━━━━━ Document passage ━━━━━

You are waiting for me to say but, and I will not disappoint you. The

but comes in paragraph 2 of the finance ministers' statement. To qualify

for debt relief, developing countries must " tackle corruption, boost

private-sector development " and eliminate " impediments to private

investment, both domestic and foreign " .

 

These are called conditionalities. Conditionalities are the policies

governments must follow before they receive aid and loans and debt

relief. At first sight they look like a good idea. Corruption cripples

poor nations, especially in Africa. The money which could have given

everyone a reasonable standard of living has instead made a handful

unbelievably rich. The powerful nations are justified in seeking to

discourage it.

 

That's the theory. In truth, corruption has seldom been a barrier to

foreign aid and loans: look at the money we have given, directly and

through the World Bank and IMF, to Mobutu, Suharto, Marcos, Moi and

every other premier-league crook. Robert Mugabe, the west's demon king,

has deservedly been frozen out by the rich nations. But he has caused

less suffering and is responsible for less corruption than Rwanda's Paul

Kagame or Uganda's Yoweri Museveni, both of whom are repeatedly cited by

the G8 countries as practitioners of " good governance " . Their armies, as

the UN has shown, are largely responsible for the meltdown in the

eastern Democratic Republic of Congo (DRC), which has so far claimed 4

million lives, and have walked off with billions of dollars' worth of

natural resources. Yet Britain, which is hosting the G8 summit, remains

their main bilateral funder. It has so far refused to make their

withdrawal from the DRC a conditionality for foreign aid.

 

The difference, of course, is that Mugabe has not confined his attacks

to black people; he has also dispossessed white farmers and confiscated

foreign assets. Kagame, on the other hand, has eagerly supplied us with

the materials we need for our mobile phones and computers: materials

that his troops have stolen from the DRC. " Corrupt " is often used by our

governments and newspapers to mean regimes that won't do what they're

told.

━━━━━

→ **What this exercise asks**
(A) According to the debt-relief passage, which country is hosting the G8 summit?
(B) Transcribe the debt-relief passage from "natural resources. Yet" up to and including "for foreign aid.".
The listing is separate material and has nothing to do with the debt-relief passage.

━━━━━ Given material ━━━━━

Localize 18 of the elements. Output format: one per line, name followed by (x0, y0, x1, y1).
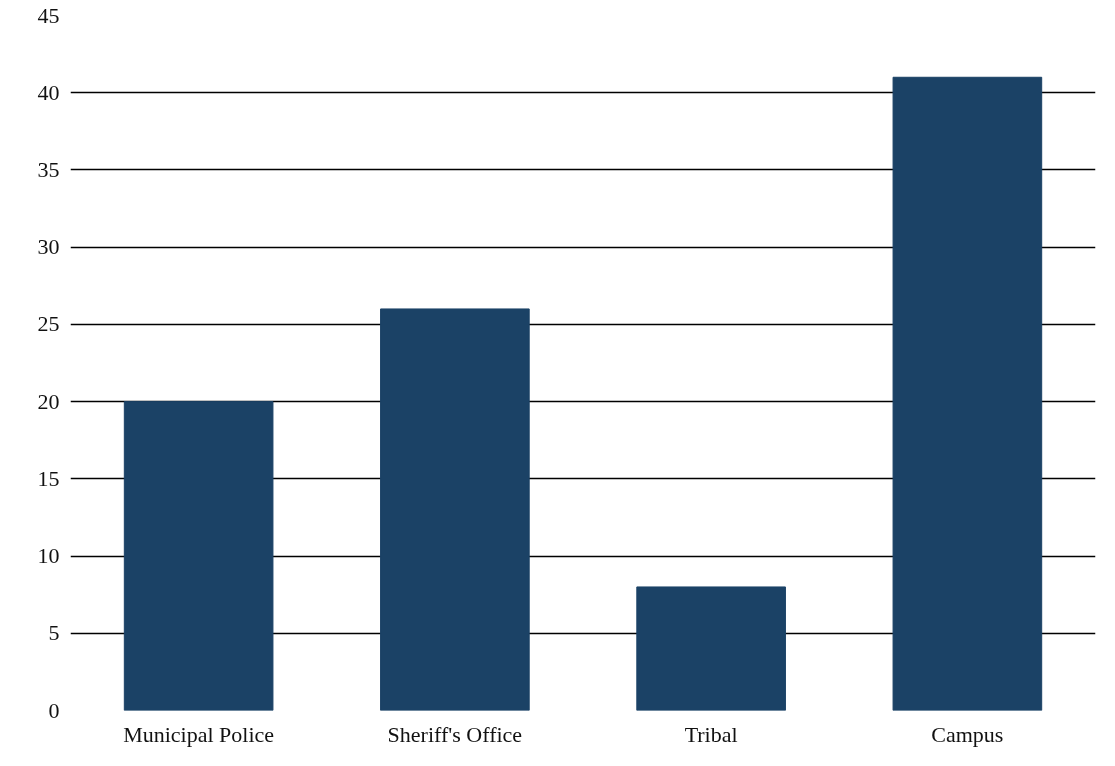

━━━━━

→ **Results by task**
(A) Britain

(B)
natural resources. Yet Britain, which is hosting the G8 summit, remains

their main bilateral funder. It has so far refused to make their

withdrawal from the DRC a conditionality for foreign aid.